Directions
Format the lines of the material below as a numbered list, omitting blank lines. Begin at the line that contains "- price-badge: 18688.4: [1198, 84, 1244, 96]" and stop after the line that contains "- watermark-initials: AB: [263, 94, 306, 128]".

Element position data
☆ ☆ ☆
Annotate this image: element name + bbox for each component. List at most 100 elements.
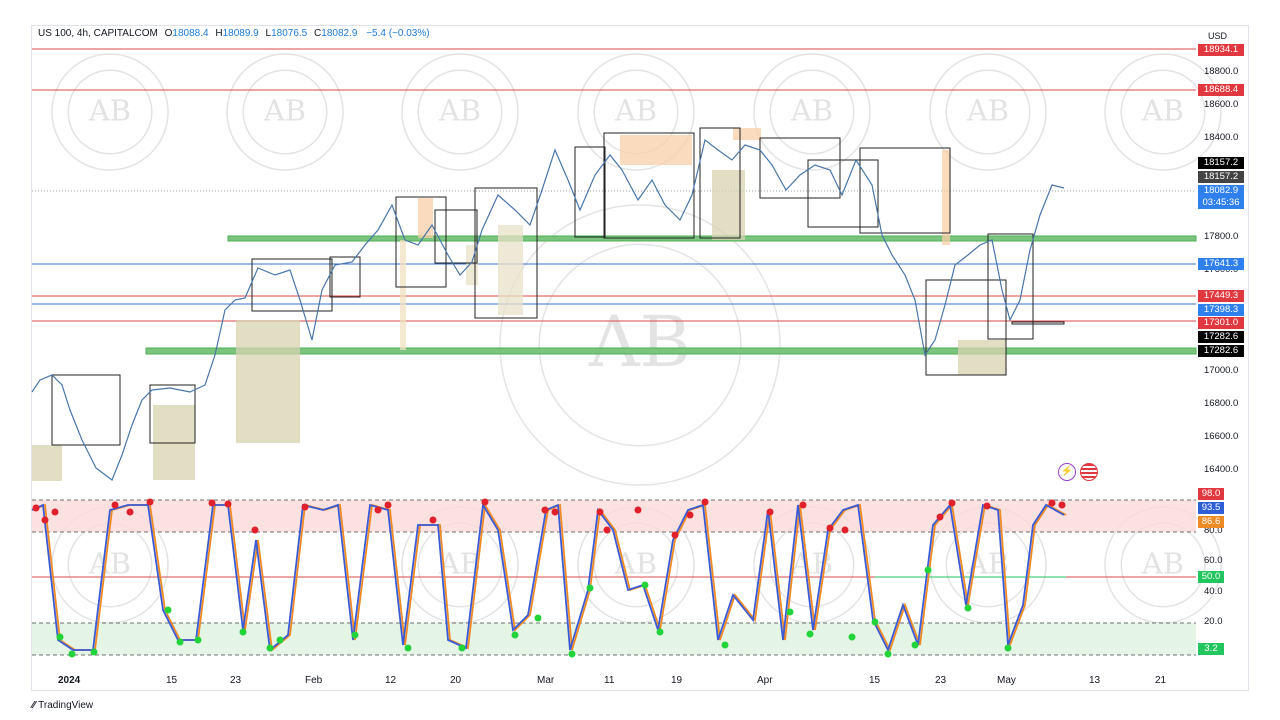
- price-badge: 18688.4: [1198, 84, 1244, 96]
- oversold-signal-dot: [656, 628, 664, 636]
- oversold-signal-dot: [458, 644, 466, 652]
- highlight-box: [418, 198, 433, 238]
- oversold-signal-dot: [239, 628, 247, 636]
- oversold-signal-dot: [586, 584, 594, 592]
- time-tick: Apr: [757, 675, 773, 686]
- oversold-signal-dot: [56, 633, 64, 641]
- overbought-signal-dot: [686, 511, 694, 519]
- price-badge: 03:45:36: [1198, 197, 1244, 209]
- watermark-initials: AB: [1141, 547, 1184, 581]
- watermark-seal-icon: [401, 53, 519, 171]
- osc-badge: 98.0: [1198, 488, 1224, 500]
- watermark-initials: AB: [263, 94, 306, 128]
- tradingview-logo[interactable]: ⁄⁄ TradingView: [32, 700, 93, 711]
- price-tick: 18400.0: [1204, 132, 1239, 143]
- price-tick: 17000.0: [1204, 365, 1239, 376]
- range-box: [925, 279, 1007, 376]
- us-flag-icon[interactable]: [1080, 463, 1098, 481]
- oversold-signal-dot: [176, 638, 184, 646]
- highlight-box: [32, 445, 62, 481]
- highlight-box: [236, 320, 300, 443]
- symbol-name[interactable]: US 100, 4h, CAPITALCOM: [38, 28, 158, 39]
- oversold-signal-dot: [194, 636, 202, 644]
- open-value: 18088.4: [172, 28, 209, 39]
- range-box: [759, 137, 841, 199]
- time-tick: Feb: [305, 675, 323, 686]
- overbought-signal-dot: [208, 499, 216, 507]
- oversold-signal-dot: [511, 631, 519, 639]
- time-tick: 2024: [58, 675, 81, 686]
- lightning-icon[interactable]: ⚡: [1058, 463, 1076, 481]
- currency-label[interactable]: USD: [1208, 31, 1228, 41]
- highlight-box: [466, 245, 478, 285]
- watermark-initials: AB: [1141, 94, 1184, 128]
- highlight-box: [400, 240, 406, 350]
- overbought-signal-dot: [384, 501, 392, 509]
- overbought-signal-dot: [251, 526, 259, 534]
- overbought-signal-dot: [146, 498, 154, 506]
- watermark-seal-icon: [929, 53, 1047, 171]
- overbought-signal-dot: [1048, 499, 1056, 507]
- range-box: [149, 384, 196, 444]
- range-box: [329, 256, 361, 298]
- tradingview-mark-icon: ⁄⁄: [32, 700, 39, 711]
- time-tick: 11: [604, 675, 615, 686]
- time-tick: 23: [935, 675, 947, 686]
- time-tick: 19: [671, 675, 683, 686]
- osc-badge: 50.0: [1198, 571, 1224, 583]
- overbought-signal-dot: [799, 501, 807, 509]
- open-label: O: [164, 28, 173, 39]
- oversold-signal-dot: [1004, 644, 1012, 652]
- oversold-signal-dot: [911, 641, 919, 649]
- oversold-signal-dot: [164, 606, 172, 614]
- close-label: C: [314, 28, 322, 39]
- price-tick: 16600.0: [1204, 431, 1239, 442]
- chart-frame[interactable]: [31, 25, 1249, 691]
- price-badge: 17641.3: [1198, 258, 1244, 270]
- overbought-signal-dot: [301, 503, 309, 511]
- price-tick: 18600.0: [1204, 99, 1239, 110]
- high-value: 18089.9: [222, 28, 259, 39]
- price-badge: 18082.9: [1198, 185, 1244, 197]
- low-label: L: [265, 28, 272, 39]
- watermark-ring: [945, 69, 1031, 155]
- overbought-signal-dot: [541, 506, 549, 514]
- highlight-box: [942, 150, 950, 245]
- watermark-initials: AB: [790, 94, 833, 128]
- highlight-box: [620, 135, 692, 165]
- price-badge: 17282.6: [1198, 345, 1244, 357]
- watermark-initials: AB: [88, 94, 131, 128]
- oversold-signal-dot: [924, 566, 932, 574]
- price-pane[interactable]: [31, 48, 1197, 481]
- range-box: [434, 209, 478, 264]
- oversold-signal-dot: [90, 648, 98, 656]
- watermark-ring: [417, 69, 503, 155]
- oversold-signal-dot: [964, 604, 972, 612]
- time-tick: 13: [1089, 675, 1101, 686]
- price-badge: 17398.3: [1198, 304, 1244, 316]
- osc-tick: 40.0: [1204, 586, 1223, 597]
- oversold-signal-dot: [568, 650, 576, 658]
- overbought-signal-dot: [826, 524, 834, 532]
- highlight-box: [498, 225, 523, 315]
- symbol-legend[interactable]: US 100, 4h, CAPITALCOM O18088.4 H18089.9…: [38, 28, 430, 39]
- oversold-signal-dot: [848, 633, 856, 641]
- osc-tick: 20.0: [1204, 616, 1223, 627]
- oversold-signal-dot: [786, 608, 794, 616]
- oversold-signal-dot: [68, 650, 76, 658]
- price-tick: 16400.0: [1204, 464, 1239, 475]
- watermark-initials: AB: [966, 94, 1009, 128]
- watermark-initials: AB: [88, 547, 131, 581]
- watermark-seal-icon: [51, 53, 169, 171]
- watermark-seal-icon: [499, 204, 781, 486]
- support-zone: [145, 347, 1197, 355]
- overbought-signal-dot: [32, 504, 40, 512]
- price-badge: 17282.6: [1198, 331, 1244, 343]
- price-tick: 16800.0: [1204, 398, 1239, 409]
- stochastic-pane[interactable]: [31, 498, 1196, 658]
- overbought-signal-dot: [374, 506, 382, 514]
- watermark-initials: AB: [438, 94, 481, 128]
- overbought-signal-dot: [948, 499, 956, 507]
- watermark-seal-icon: [753, 53, 871, 171]
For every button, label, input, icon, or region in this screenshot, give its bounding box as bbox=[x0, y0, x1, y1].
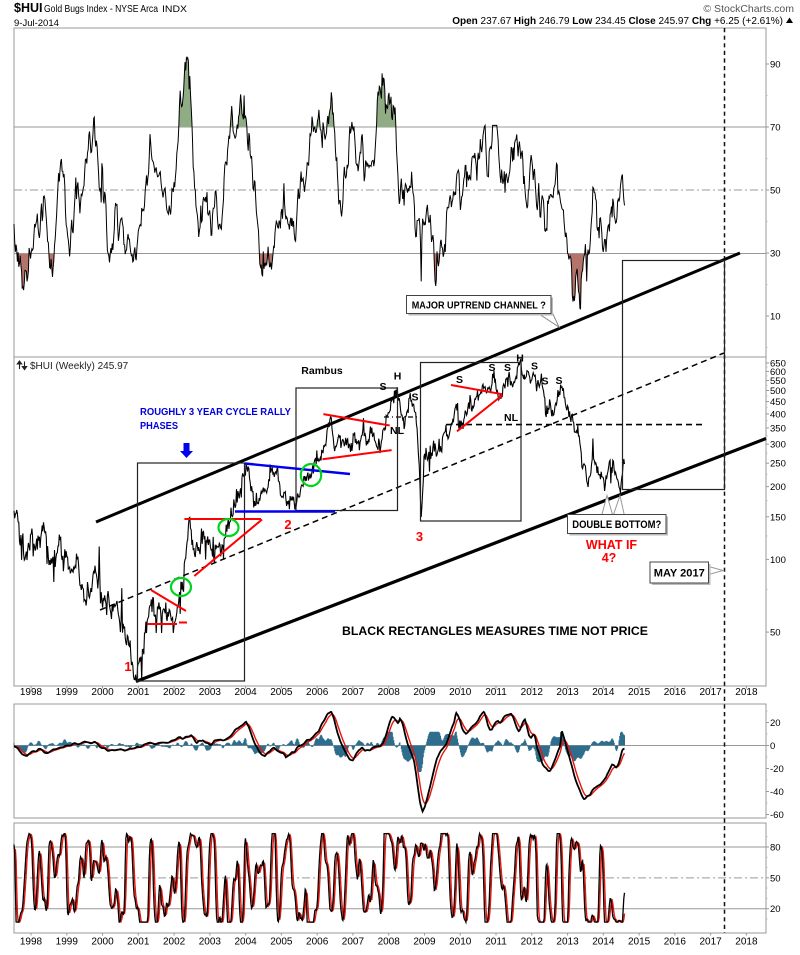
svg-text:2018: 2018 bbox=[735, 687, 758, 698]
svg-text:350: 350 bbox=[770, 423, 786, 434]
svg-text:2018: 2018 bbox=[735, 937, 758, 948]
svg-text:2007: 2007 bbox=[342, 687, 365, 698]
svg-text:600: 600 bbox=[770, 367, 786, 378]
svg-text:4?: 4? bbox=[602, 551, 617, 565]
svg-text:2015: 2015 bbox=[628, 687, 651, 698]
svg-text:S: S bbox=[504, 362, 511, 374]
svg-text:2001: 2001 bbox=[127, 687, 150, 698]
svg-text:3: 3 bbox=[416, 529, 423, 544]
svg-text:S: S bbox=[541, 376, 548, 388]
svg-text:1999: 1999 bbox=[56, 937, 79, 948]
svg-text:MAY 2017: MAY 2017 bbox=[654, 567, 705, 579]
svg-text:2013: 2013 bbox=[556, 687, 579, 698]
svg-text:70: 70 bbox=[770, 123, 781, 134]
svg-text:100: 100 bbox=[770, 555, 786, 566]
svg-text:2017: 2017 bbox=[700, 937, 723, 948]
svg-text:2012: 2012 bbox=[521, 937, 544, 948]
svg-text:Open 237.67 High 246.79 Low 23: Open 237.67 High 246.79 Low 234.45 Close… bbox=[452, 16, 783, 27]
svg-text:$HUI: $HUI bbox=[14, 1, 42, 15]
svg-text:2016: 2016 bbox=[664, 937, 687, 948]
svg-text:2009: 2009 bbox=[413, 937, 436, 948]
svg-text:450: 450 bbox=[770, 397, 786, 408]
svg-text:2008: 2008 bbox=[378, 687, 401, 698]
svg-text:1998: 1998 bbox=[20, 687, 43, 698]
svg-text:-20: -20 bbox=[770, 764, 784, 775]
svg-text:250: 250 bbox=[770, 459, 786, 470]
svg-text:ROUGHLY 3 YEAR CYCLE RALLY: ROUGHLY 3 YEAR CYCLE RALLY bbox=[140, 406, 291, 418]
svg-text:2008: 2008 bbox=[378, 937, 401, 948]
svg-text:DOUBLE BOTTOM?: DOUBLE BOTTOM? bbox=[572, 519, 661, 531]
svg-text:-40: -40 bbox=[770, 787, 784, 798]
svg-text:2006: 2006 bbox=[306, 937, 329, 948]
svg-text:2014: 2014 bbox=[592, 937, 615, 948]
svg-text:S: S bbox=[411, 392, 418, 404]
svg-text:H: H bbox=[394, 371, 402, 383]
svg-text:150: 150 bbox=[770, 512, 786, 523]
svg-text:2011: 2011 bbox=[485, 937, 507, 948]
svg-text:$HUI (Weekly) 245.97: $HUI (Weekly) 245.97 bbox=[30, 361, 129, 372]
svg-text:INDX: INDX bbox=[162, 4, 187, 14]
svg-text:Gold Bugs Index - NYSE Arca: Gold Bugs Index - NYSE Arca bbox=[44, 3, 158, 15]
svg-text:300: 300 bbox=[770, 440, 786, 451]
svg-text:2014: 2014 bbox=[592, 687, 615, 698]
svg-text:30: 30 bbox=[770, 249, 781, 260]
svg-text:400: 400 bbox=[770, 409, 786, 420]
svg-text:BLACK RECTANGLES MEASURES TIME: BLACK RECTANGLES MEASURES TIME NOT PRICE bbox=[342, 626, 648, 638]
svg-text:S: S bbox=[488, 362, 495, 374]
svg-text:1999: 1999 bbox=[56, 687, 79, 698]
svg-text:2011: 2011 bbox=[485, 687, 507, 698]
svg-text:1: 1 bbox=[124, 659, 131, 674]
svg-text:Rambus: Rambus bbox=[301, 365, 343, 377]
svg-text:50: 50 bbox=[770, 628, 781, 639]
svg-text:0: 0 bbox=[770, 741, 775, 752]
svg-text:S: S bbox=[555, 375, 562, 387]
svg-text:WHAT IF: WHAT IF bbox=[586, 538, 638, 552]
svg-text:2013: 2013 bbox=[556, 937, 579, 948]
svg-text:S: S bbox=[456, 374, 463, 386]
svg-text:9-Jul-2014: 9-Jul-2014 bbox=[14, 18, 59, 29]
svg-text:2004: 2004 bbox=[234, 687, 257, 698]
svg-text:2010: 2010 bbox=[449, 937, 472, 948]
svg-text:50: 50 bbox=[770, 186, 781, 197]
svg-text:S: S bbox=[379, 381, 386, 393]
svg-text:20: 20 bbox=[770, 904, 781, 915]
svg-text:2005: 2005 bbox=[270, 687, 293, 698]
svg-text:MAJOR UPTREND CHANNEL ?: MAJOR UPTREND CHANNEL ? bbox=[412, 300, 546, 311]
svg-text:2000: 2000 bbox=[91, 937, 114, 948]
svg-text:2003: 2003 bbox=[199, 937, 222, 948]
svg-text:90: 90 bbox=[770, 60, 781, 71]
svg-text:2009: 2009 bbox=[413, 687, 436, 698]
svg-text:10: 10 bbox=[770, 312, 781, 323]
svg-text:2017: 2017 bbox=[700, 687, 723, 698]
svg-text:2001: 2001 bbox=[127, 937, 150, 948]
svg-text:2015: 2015 bbox=[628, 937, 651, 948]
svg-text:2012: 2012 bbox=[521, 687, 544, 698]
svg-text:2000: 2000 bbox=[91, 687, 114, 698]
svg-text:80: 80 bbox=[770, 842, 781, 853]
svg-text:2007: 2007 bbox=[342, 937, 365, 948]
svg-text:2: 2 bbox=[284, 517, 291, 532]
svg-text:S: S bbox=[531, 361, 538, 373]
svg-text:NL: NL bbox=[504, 412, 519, 424]
svg-text:2016: 2016 bbox=[664, 687, 687, 698]
svg-text:200: 200 bbox=[770, 482, 786, 493]
svg-text:2006: 2006 bbox=[306, 687, 329, 698]
svg-text:PHASES: PHASES bbox=[140, 420, 178, 432]
svg-text:© StockCharts.com: © StockCharts.com bbox=[703, 3, 794, 15]
svg-text:1998: 1998 bbox=[20, 937, 43, 948]
svg-text:2005: 2005 bbox=[270, 937, 293, 948]
svg-text:550: 550 bbox=[770, 376, 786, 387]
svg-text:650: 650 bbox=[770, 359, 786, 370]
svg-text:-60: -60 bbox=[770, 810, 784, 821]
svg-text:2002: 2002 bbox=[163, 937, 186, 948]
svg-text:20: 20 bbox=[770, 718, 781, 729]
svg-text:2010: 2010 bbox=[449, 687, 472, 698]
svg-text:2002: 2002 bbox=[163, 687, 186, 698]
svg-text:H: H bbox=[516, 353, 524, 365]
svg-text:NL: NL bbox=[390, 425, 405, 437]
svg-text:50: 50 bbox=[770, 873, 781, 884]
svg-text:2003: 2003 bbox=[199, 687, 222, 698]
svg-text:2004: 2004 bbox=[234, 937, 257, 948]
svg-text:500: 500 bbox=[770, 386, 786, 397]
☆ ☆ ☆
Worked solution
1. - price-badge: 18688.4: [1198, 84, 1244, 96]
2. - oversold-signal-dot: [656, 628, 664, 636]
3. - oversold-signal-dot: [458, 644, 466, 652]
4. - highlight-box: [418, 198, 433, 238]
5. - oversold-signal-dot: [239, 628, 247, 636]
6. - oversold-signal-dot: [586, 584, 594, 592]
7. - time-tick: Apr: [757, 675, 773, 686]
8. - oversold-signal-dot: [56, 633, 64, 641]
9. - overbought-signal-dot: [686, 511, 694, 519]
10. - price-badge: 03:45:36: [1198, 197, 1244, 209]
11. - watermark-initials: AB: [1141, 547, 1184, 581]
12. - watermark-seal-icon: [401, 53, 519, 171]
13. - osc-badge: 98.0: [1198, 488, 1224, 500]
14. - watermark-initials: AB: [263, 94, 306, 128]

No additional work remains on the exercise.